Task objective
Report the count of lines below in which the string "apply" occurs; include nothing else.

──────────────────────────────

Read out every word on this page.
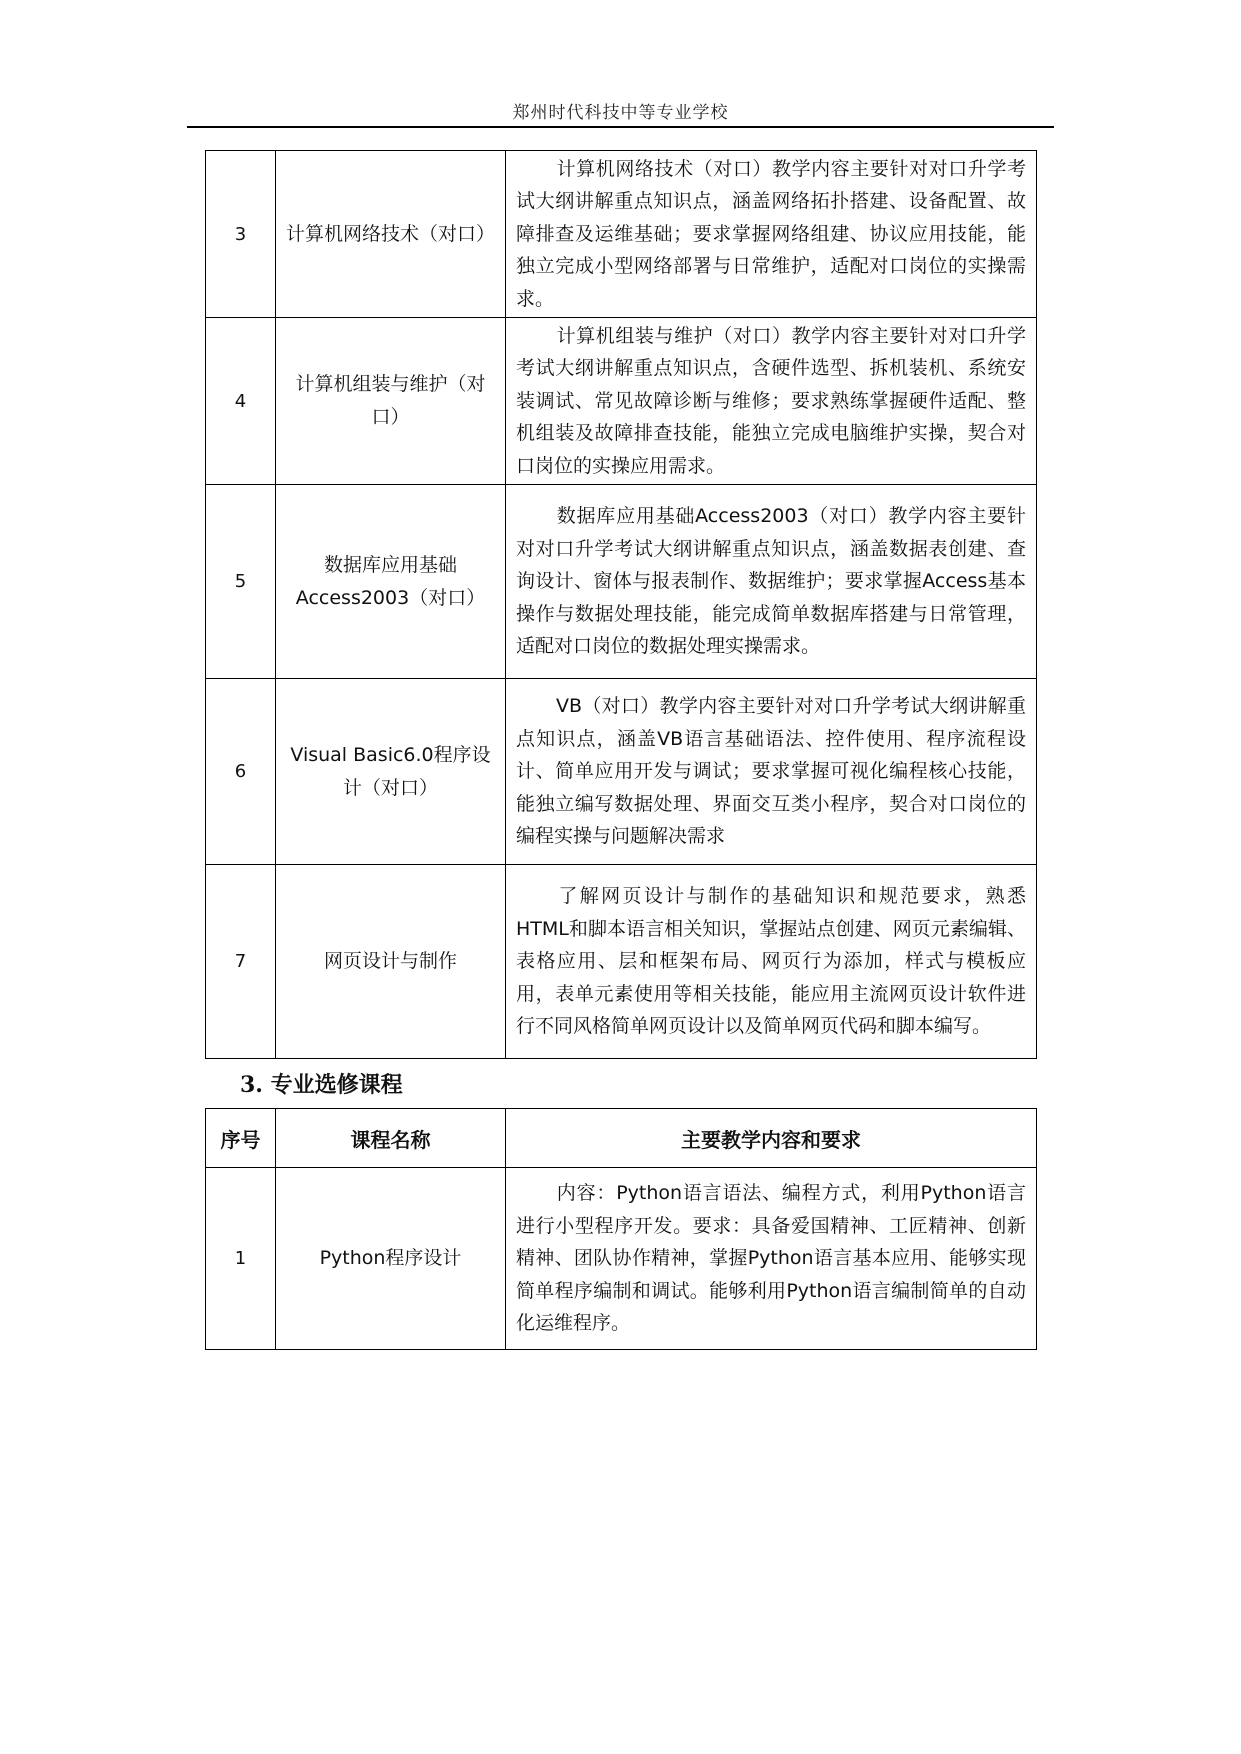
郑州时代科技中等专业学校
3	计算机网络技术（对口）	计算机网络技术（对口）教学内容主要针对对口升学考试大纲讲解重点知识点，涵盖网络拓扑搭建、设备配置、故障排查及运维基础；要求掌握网络组建、协议应用技能，能独立完成小型网络部署与日常维护，适配对口岗位的实操需求。
4	计算机组装与维护（对口）	计算机组装与维护（对口）教学内容主要针对对口升学考试大纲讲解重点知识点，含硬件选型、拆机装机、系统安装调试、常见故障诊断与维修；要求熟练掌握硬件适配、整机组装及故障排查技能，能独立完成电脑维护实操，契合对口岗位的实操应用需求。
5	数据库应用基础Access2003（对口）	数据库应用基础Access2003（对口）教学内容主要针对对口升学考试大纲讲解重点知识点，涵盖数据表创建、查询设计、窗体与报表制作、数据维护；要求掌握Access基本操作与数据处理技能，能完成简单数据库搭建与日常管理，适配对口岗位的数据处理实操需求。
6	Visual Basic6.0程序设计（对口）	VB（对口）教学内容主要针对对口升学考试大纲讲解重点知识点，涵盖VB语言基础语法、控件使用、程序流程设计、简单应用开发与调试；要求掌握可视化编程核心技能，能独立编写数据处理、界面交互类小程序，契合对口岗位的编程实操与问题解决需求
7	网页设计与制作	了解网页设计与制作的基础知识和规范要求，熟悉HTML和脚本语言相关知识，掌握站点创建、网页元素编辑、表格应用、层和框架布局、网页行为添加，样式与模板应用，表单元素使用等相关技能，能应用主流网页设计软件进行不同风格简单网页设计以及简单网页代码和脚本编写。
3. 专业选修课程
序号	课程名称	主要教学内容和要求
1	Python程序设计	内容：Python语言语法、编程方式，利用Python语言进行小型程序开发。要求：具备爱国精神、工匠精神、创新精神、团队协作精神，掌握Python语言基本应用、能够实现简单程序编制和调试。能够利用Python语言编制简单的自动化运维程序。
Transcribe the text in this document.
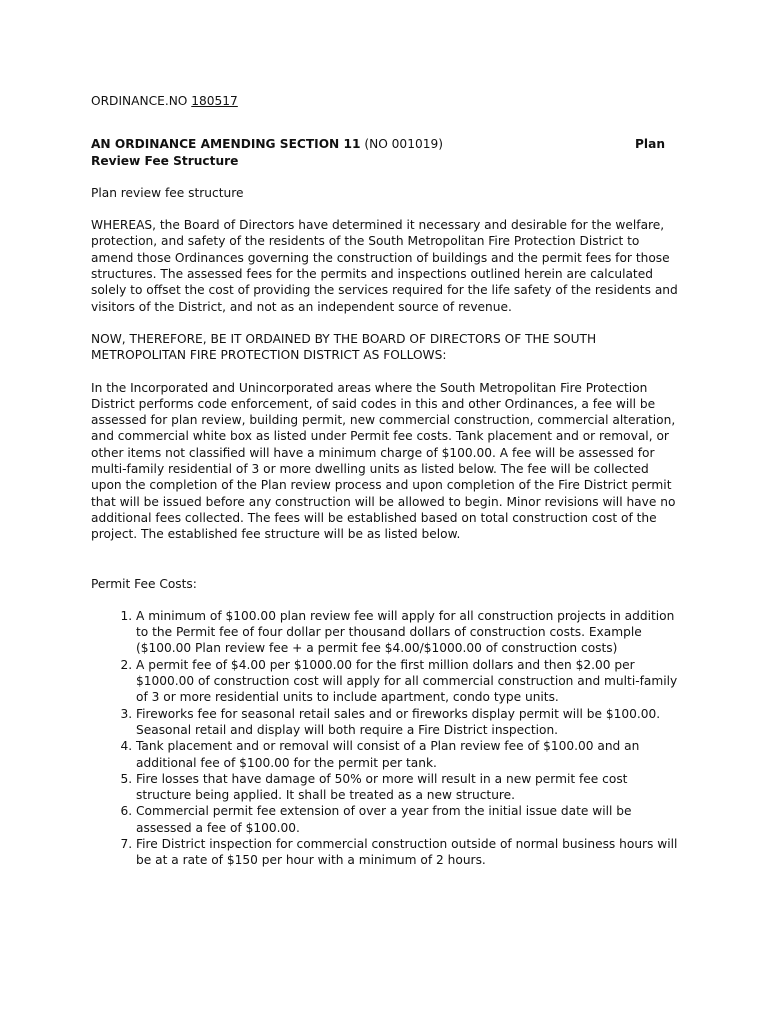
ORDINANCE.NO 180517

AN ORDINANCE AMENDING SECTION 11 (NO 001019)	Plan

Review Fee Structure

Plan review fee structure

WHEREAS, the Board of Directors have determined it necessary and desirable for the welfare, protection, and safety of the residents of the South Metropolitan Fire Protection District to amend those Ordinances governing the construction of buildings and the permit fees for those structures. The assessed fees for the permits and inspections outlined herein are calculated solely to offset the cost of providing the services required for the life safety of the residents and visitors of the District, and not as an independent source of revenue.

NOW, THEREFORE, BE IT ORDAINED BY THE BOARD OF DIRECTORS OF THE SOUTH METROPOLITAN FIRE PROTECTION DISTRICT AS FOLLOWS:

In the Incorporated and Unincorporated areas where the South Metropolitan Fire Protection District performs code enforcement, of said codes in this and other Ordinances, a fee will be assessed for plan review, building permit, new commercial construction, commercial alteration, and commercial white box as listed under Permit fee costs. Tank placement and or removal, or other items not classified will have a minimum charge of $100.00. A fee will be assessed for multi-family residential of 3 or more dwelling units as listed below. The fee will be collected upon the completion of the Plan review process and upon completion of the Fire District permit that will be issued before any construction will be allowed to begin. Minor revisions will have no additional fees collected. The fees will be established based on total construction cost of the project. The established fee structure will be as listed below.

Permit Fee Costs:

1. A minimum of $100.00 plan review fee will apply for all construction projects in addition to the Permit fee of four dollar per thousand dollars of construction costs. Example ($100.00 Plan review fee + a permit fee $4.00/$1000.00 of construction costs)
2. A permit fee of $4.00 per $1000.00 for the first million dollars and then $2.00 per $1000.00 of construction cost will apply for all commercial construction and multi-family of 3 or more residential units to include apartment, condo type units.
3. Fireworks fee for seasonal retail sales and or fireworks display permit will be $100.00. Seasonal retail and display will both require a Fire District inspection.
4. Tank placement and or removal will consist of a Plan review fee of $100.00 and an additional fee of $100.00 for the permit per tank.
5. Fire losses that have damage of 50% or more will result in a new permit fee cost structure being applied. It shall be treated as a new structure.
6. Commercial permit fee extension of over a year from the initial issue date will be assessed a fee of $100.00.
7. Fire District inspection for commercial construction outside of normal business hours will be at a rate of $150 per hour with a minimum of 2 hours.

──────────────────────────────

Answer to the task
2